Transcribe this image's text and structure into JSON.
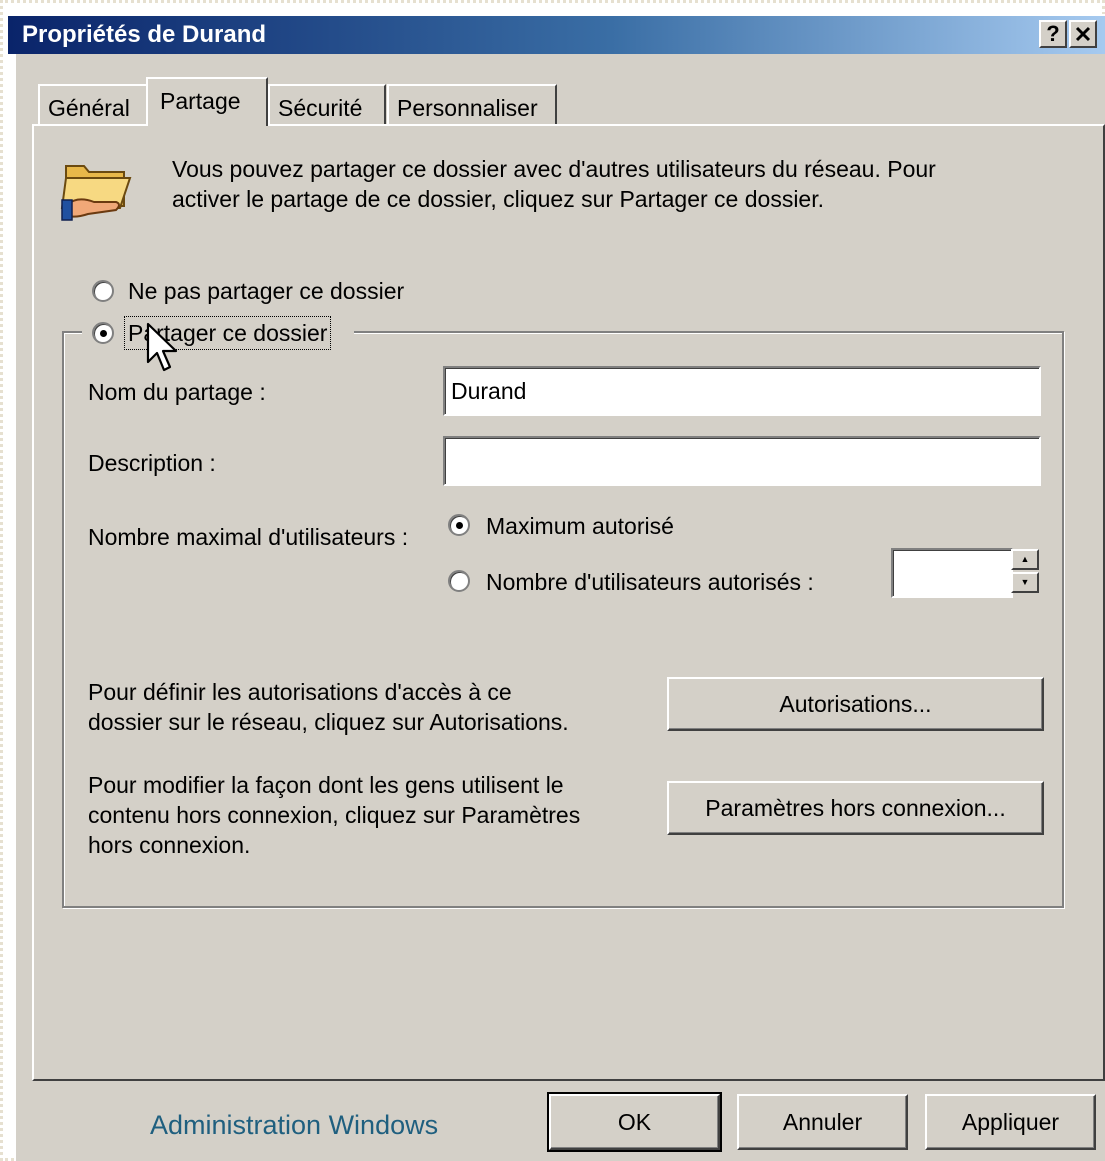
{
  "window": {
    "title": "Propriétés de Durand",
    "help_button": "?",
    "close_button": "✕"
  },
  "tabs": [
    {
      "label": "Général",
      "active": false
    },
    {
      "label": "Partage",
      "active": true
    },
    {
      "label": "Sécurité",
      "active": false
    },
    {
      "label": "Personnaliser",
      "active": false
    }
  ],
  "info": {
    "icon": "shared-folder-icon",
    "line1": "Vous pouvez partager ce dossier avec d'autres utilisateurs du réseau. Pour",
    "line2": "activer le partage de ce dossier, cliquez sur Partager ce dossier."
  },
  "sharing": {
    "no_share_label": "Ne pas partager ce dossier",
    "share_label": "Partager ce dossier",
    "selected": "share"
  },
  "share_name": {
    "label": "Nom du partage :",
    "value": "Durand"
  },
  "description": {
    "label": "Description :",
    "value": ""
  },
  "user_limit": {
    "label": "Nombre maximal d'utilisateurs :",
    "max_allowed_label": "Maximum autorisé",
    "allowed_users_label": "Nombre d'utilisateurs autorisés :",
    "selected": "max",
    "spinner_value": ""
  },
  "permissions": {
    "line1": "Pour définir les autorisations d'accès à ce",
    "line2": "dossier sur le réseau, cliquez sur Autorisations.",
    "button": "Autorisations..."
  },
  "offline": {
    "line1": "Pour modifier la façon dont les gens utilisent le",
    "line2": "contenu hors connexion, cliquez sur Paramètres",
    "line3": "hors connexion.",
    "button": "Paramètres hors connexion..."
  },
  "footer": {
    "caption": "Administration Windows",
    "ok": "OK",
    "cancel": "Annuler",
    "apply": "Appliquer"
  },
  "colors": {
    "titlebar_start": "#0a246a",
    "titlebar_end": "#a6caf0",
    "dialog_face": "#d4d0c8",
    "caption_text": "#1f5f7f"
  }
}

### Work to complete
Repeat everything in the records precisely. Images are excluded from the copy.

### Written solution
Transcribe this image's text and structure into JSON.
{
  "window": {
    "title": "Propriétés de Durand",
    "help_button": "?",
    "close_button": "✕"
  },
  "tabs": [
    {
      "label": "Général",
      "active": false
    },
    {
      "label": "Partage",
      "active": true
    },
    {
      "label": "Sécurité",
      "active": false
    },
    {
      "label": "Personnaliser",
      "active": false
    }
  ],
  "info": {
    "icon": "shared-folder-icon",
    "line1": "Vous pouvez partager ce dossier avec d'autres utilisateurs du réseau. Pour",
    "line2": "activer le partage de ce dossier, cliquez sur Partager ce dossier."
  },
  "sharing": {
    "no_share_label": "Ne pas partager ce dossier",
    "share_label": "Partager ce dossier",
    "selected": "share"
  },
  "share_name": {
    "label": "Nom du partage :",
    "value": "Durand"
  },
  "description": {
    "label": "Description :",
    "value": ""
  },
  "user_limit": {
    "label": "Nombre maximal d'utilisateurs :",
    "max_allowed_label": "Maximum autorisé",
    "allowed_users_label": "Nombre d'utilisateurs autorisés :",
    "selected": "max",
    "spinner_value": ""
  },
  "permissions": {
    "line1": "Pour définir les autorisations d'accès à ce",
    "line2": "dossier sur le réseau, cliquez sur Autorisations.",
    "button": "Autorisations..."
  },
  "offline": {
    "line1": "Pour modifier la façon dont les gens utilisent le",
    "line2": "contenu hors connexion, cliquez sur Paramètres",
    "line3": "hors connexion.",
    "button": "Paramètres hors connexion..."
  },
  "footer": {
    "caption": "Administration Windows",
    "ok": "OK",
    "cancel": "Annuler",
    "apply": "Appliquer"
  },
  "colors": {
    "titlebar_start": "#0a246a",
    "titlebar_end": "#a6caf0",
    "dialog_face": "#d4d0c8",
    "caption_text": "#1f5f7f"
  }
}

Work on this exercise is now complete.